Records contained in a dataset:
━━━

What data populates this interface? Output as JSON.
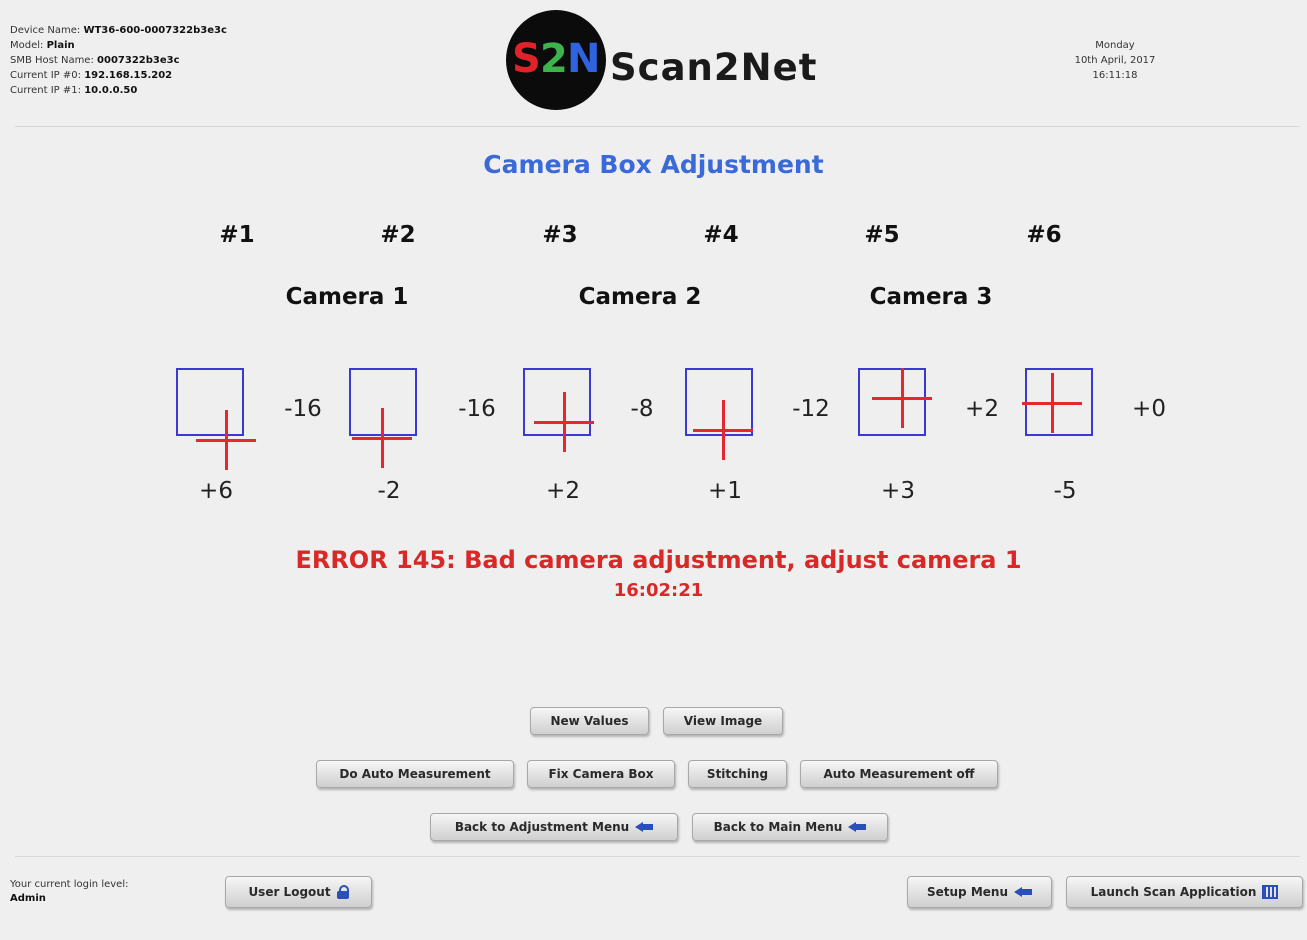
{
  "header": {
    "device_info": [
      {
        "label": "Device Name:",
        "value": "WT36-600-0007322b3e3c"
      },
      {
        "label": "Model:",
        "value": "Plain"
      },
      {
        "label": "SMB Host Name:",
        "value": "0007322b3e3c"
      },
      {
        "label": "Current IP #0:",
        "value": "192.168.15.202"
      },
      {
        "label": "Current IP #1:",
        "value": "10.0.0.50"
      }
    ],
    "logo": {
      "s": "S",
      "two": "2",
      "n": "N",
      "word": "Scan2Net"
    },
    "date": {
      "day": "Monday",
      "date": "10th April, 2017",
      "time": "16:11:18"
    }
  },
  "page_title": "Camera Box Adjustment",
  "numbers": [
    "#1",
    "#2",
    "#3",
    "#4",
    "#5",
    "#6"
  ],
  "cameras": [
    "Camera 1",
    "Camera 2",
    "Camera 3"
  ],
  "adjust_boxes": [
    {
      "horizontal": "-16",
      "vertical": "+6"
    },
    {
      "horizontal": "-16",
      "vertical": "-2"
    },
    {
      "horizontal": "-8",
      "vertical": "+2"
    },
    {
      "horizontal": "-12",
      "vertical": "+1"
    },
    {
      "horizontal": "+2",
      "vertical": "+3"
    },
    {
      "horizontal": "+0",
      "vertical": "-5"
    }
  ],
  "error": {
    "message": "ERROR 145: Bad camera adjustment, adjust camera 1",
    "time": "16:02:21"
  },
  "buttons": {
    "new_values": "New Values",
    "view_image": "View Image",
    "do_auto_measurement": "Do Auto Measurement",
    "fix_camera_box": "Fix Camera Box",
    "stitching": "Stitching",
    "auto_measurement_off": "Auto Measurement off",
    "back_adjustment": "Back to Adjustment Menu",
    "back_main": "Back to Main Menu",
    "user_logout": "User Logout",
    "setup_menu": "Setup Menu",
    "launch_scan": "Launch Scan Application"
  },
  "login": {
    "label": "Your current login level:",
    "level": "Admin"
  },
  "colors": {
    "title": "#3a6ad8",
    "error": "#d82828",
    "box_border": "#3a3ad0",
    "crosshair": "#e8262e",
    "icon": "#2a4fb8"
  },
  "icons": {
    "back_arrow": "left-arrow-icon",
    "lock": "lock-icon",
    "launch": "launch-app-icon"
  }
}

━━━

Your copy should match the entries exactly, minus the pictures.

» Answer to the problem:
What data populates this interface? Output as JSON.
{
  "header": {
    "device_info": [
      {
        "label": "Device Name:",
        "value": "WT36-600-0007322b3e3c"
      },
      {
        "label": "Model:",
        "value": "Plain"
      },
      {
        "label": "SMB Host Name:",
        "value": "0007322b3e3c"
      },
      {
        "label": "Current IP #0:",
        "value": "192.168.15.202"
      },
      {
        "label": "Current IP #1:",
        "value": "10.0.0.50"
      }
    ],
    "logo": {
      "s": "S",
      "two": "2",
      "n": "N",
      "word": "Scan2Net"
    },
    "date": {
      "day": "Monday",
      "date": "10th April, 2017",
      "time": "16:11:18"
    }
  },
  "page_title": "Camera Box Adjustment",
  "numbers": [
    "#1",
    "#2",
    "#3",
    "#4",
    "#5",
    "#6"
  ],
  "cameras": [
    "Camera 1",
    "Camera 2",
    "Camera 3"
  ],
  "adjust_boxes": [
    {
      "horizontal": "-16",
      "vertical": "+6"
    },
    {
      "horizontal": "-16",
      "vertical": "-2"
    },
    {
      "horizontal": "-8",
      "vertical": "+2"
    },
    {
      "horizontal": "-12",
      "vertical": "+1"
    },
    {
      "horizontal": "+2",
      "vertical": "+3"
    },
    {
      "horizontal": "+0",
      "vertical": "-5"
    }
  ],
  "error": {
    "message": "ERROR 145: Bad camera adjustment, adjust camera 1",
    "time": "16:02:21"
  },
  "buttons": {
    "new_values": "New Values",
    "view_image": "View Image",
    "do_auto_measurement": "Do Auto Measurement",
    "fix_camera_box": "Fix Camera Box",
    "stitching": "Stitching",
    "auto_measurement_off": "Auto Measurement off",
    "back_adjustment": "Back to Adjustment Menu",
    "back_main": "Back to Main Menu",
    "user_logout": "User Logout",
    "setup_menu": "Setup Menu",
    "launch_scan": "Launch Scan Application"
  },
  "login": {
    "label": "Your current login level:",
    "level": "Admin"
  },
  "colors": {
    "title": "#3a6ad8",
    "error": "#d82828",
    "box_border": "#3a3ad0",
    "crosshair": "#e8262e",
    "icon": "#2a4fb8"
  },
  "icons": {
    "back_arrow": "left-arrow-icon",
    "lock": "lock-icon",
    "launch": "launch-app-icon"
  }
}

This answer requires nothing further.